▶ _The exercise_:
The records should be repeated word for word, pictures excluded.

[Figure contents as structured data]
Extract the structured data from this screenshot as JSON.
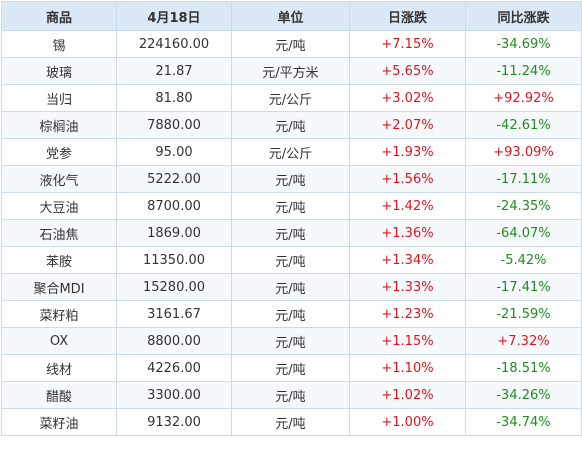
{
  "headers": [
    "商品",
    "4月18日",
    "单位",
    "日涨跌",
    "同比涨跌"
  ],
  "colors": {
    "up": "#e0141e",
    "down": "#1f8c1f",
    "header_bg": "#dbe9f6",
    "border": "#c9dceb"
  },
  "rows": [
    {
      "name": "锡",
      "price": "224160.00",
      "unit": "元/吨",
      "daily": "+7.15%",
      "yoy": "-34.69%"
    },
    {
      "name": "玻璃",
      "price": "21.87",
      "unit": "元/平方米",
      "daily": "+5.65%",
      "yoy": "-11.24%"
    },
    {
      "name": "当归",
      "price": "81.80",
      "unit": "元/公斤",
      "daily": "+3.02%",
      "yoy": "+92.92%"
    },
    {
      "name": "棕榈油",
      "price": "7880.00",
      "unit": "元/吨",
      "daily": "+2.07%",
      "yoy": "-42.61%"
    },
    {
      "name": "党参",
      "price": "95.00",
      "unit": "元/公斤",
      "daily": "+1.93%",
      "yoy": "+93.09%"
    },
    {
      "name": "液化气",
      "price": "5222.00",
      "unit": "元/吨",
      "daily": "+1.56%",
      "yoy": "-17.11%"
    },
    {
      "name": "大豆油",
      "price": "8700.00",
      "unit": "元/吨",
      "daily": "+1.42%",
      "yoy": "-24.35%"
    },
    {
      "name": "石油焦",
      "price": "1869.00",
      "unit": "元/吨",
      "daily": "+1.36%",
      "yoy": "-64.07%"
    },
    {
      "name": "苯胺",
      "price": "11350.00",
      "unit": "元/吨",
      "daily": "+1.34%",
      "yoy": "-5.42%"
    },
    {
      "name": "聚合MDI",
      "price": "15280.00",
      "unit": "元/吨",
      "daily": "+1.33%",
      "yoy": "-17.41%"
    },
    {
      "name": "菜籽粕",
      "price": "3161.67",
      "unit": "元/吨",
      "daily": "+1.23%",
      "yoy": "-21.59%"
    },
    {
      "name": "OX",
      "price": "8800.00",
      "unit": "元/吨",
      "daily": "+1.15%",
      "yoy": "+7.32%"
    },
    {
      "name": "线材",
      "price": "4226.00",
      "unit": "元/吨",
      "daily": "+1.10%",
      "yoy": "-18.51%"
    },
    {
      "name": "醋酸",
      "price": "3300.00",
      "unit": "元/吨",
      "daily": "+1.02%",
      "yoy": "-34.26%"
    },
    {
      "name": "菜籽油",
      "price": "9132.00",
      "unit": "元/吨",
      "daily": "+1.00%",
      "yoy": "-34.74%"
    }
  ]
}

▶ _Final result_:
Extract the structured data from this screenshot as JSON.
{
  "headers": [
    "商品",
    "4月18日",
    "单位",
    "日涨跌",
    "同比涨跌"
  ],
  "colors": {
    "up": "#e0141e",
    "down": "#1f8c1f",
    "header_bg": "#dbe9f6",
    "border": "#c9dceb"
  },
  "rows": [
    {
      "name": "锡",
      "price": "224160.00",
      "unit": "元/吨",
      "daily": "+7.15%",
      "yoy": "-34.69%"
    },
    {
      "name": "玻璃",
      "price": "21.87",
      "unit": "元/平方米",
      "daily": "+5.65%",
      "yoy": "-11.24%"
    },
    {
      "name": "当归",
      "price": "81.80",
      "unit": "元/公斤",
      "daily": "+3.02%",
      "yoy": "+92.92%"
    },
    {
      "name": "棕榈油",
      "price": "7880.00",
      "unit": "元/吨",
      "daily": "+2.07%",
      "yoy": "-42.61%"
    },
    {
      "name": "党参",
      "price": "95.00",
      "unit": "元/公斤",
      "daily": "+1.93%",
      "yoy": "+93.09%"
    },
    {
      "name": "液化气",
      "price": "5222.00",
      "unit": "元/吨",
      "daily": "+1.56%",
      "yoy": "-17.11%"
    },
    {
      "name": "大豆油",
      "price": "8700.00",
      "unit": "元/吨",
      "daily": "+1.42%",
      "yoy": "-24.35%"
    },
    {
      "name": "石油焦",
      "price": "1869.00",
      "unit": "元/吨",
      "daily": "+1.36%",
      "yoy": "-64.07%"
    },
    {
      "name": "苯胺",
      "price": "11350.00",
      "unit": "元/吨",
      "daily": "+1.34%",
      "yoy": "-5.42%"
    },
    {
      "name": "聚合MDI",
      "price": "15280.00",
      "unit": "元/吨",
      "daily": "+1.33%",
      "yoy": "-17.41%"
    },
    {
      "name": "菜籽粕",
      "price": "3161.67",
      "unit": "元/吨",
      "daily": "+1.23%",
      "yoy": "-21.59%"
    },
    {
      "name": "OX",
      "price": "8800.00",
      "unit": "元/吨",
      "daily": "+1.15%",
      "yoy": "+7.32%"
    },
    {
      "name": "线材",
      "price": "4226.00",
      "unit": "元/吨",
      "daily": "+1.10%",
      "yoy": "-18.51%"
    },
    {
      "name": "醋酸",
      "price": "3300.00",
      "unit": "元/吨",
      "daily": "+1.02%",
      "yoy": "-34.26%"
    },
    {
      "name": "菜籽油",
      "price": "9132.00",
      "unit": "元/吨",
      "daily": "+1.00%",
      "yoy": "-34.74%"
    }
  ]
}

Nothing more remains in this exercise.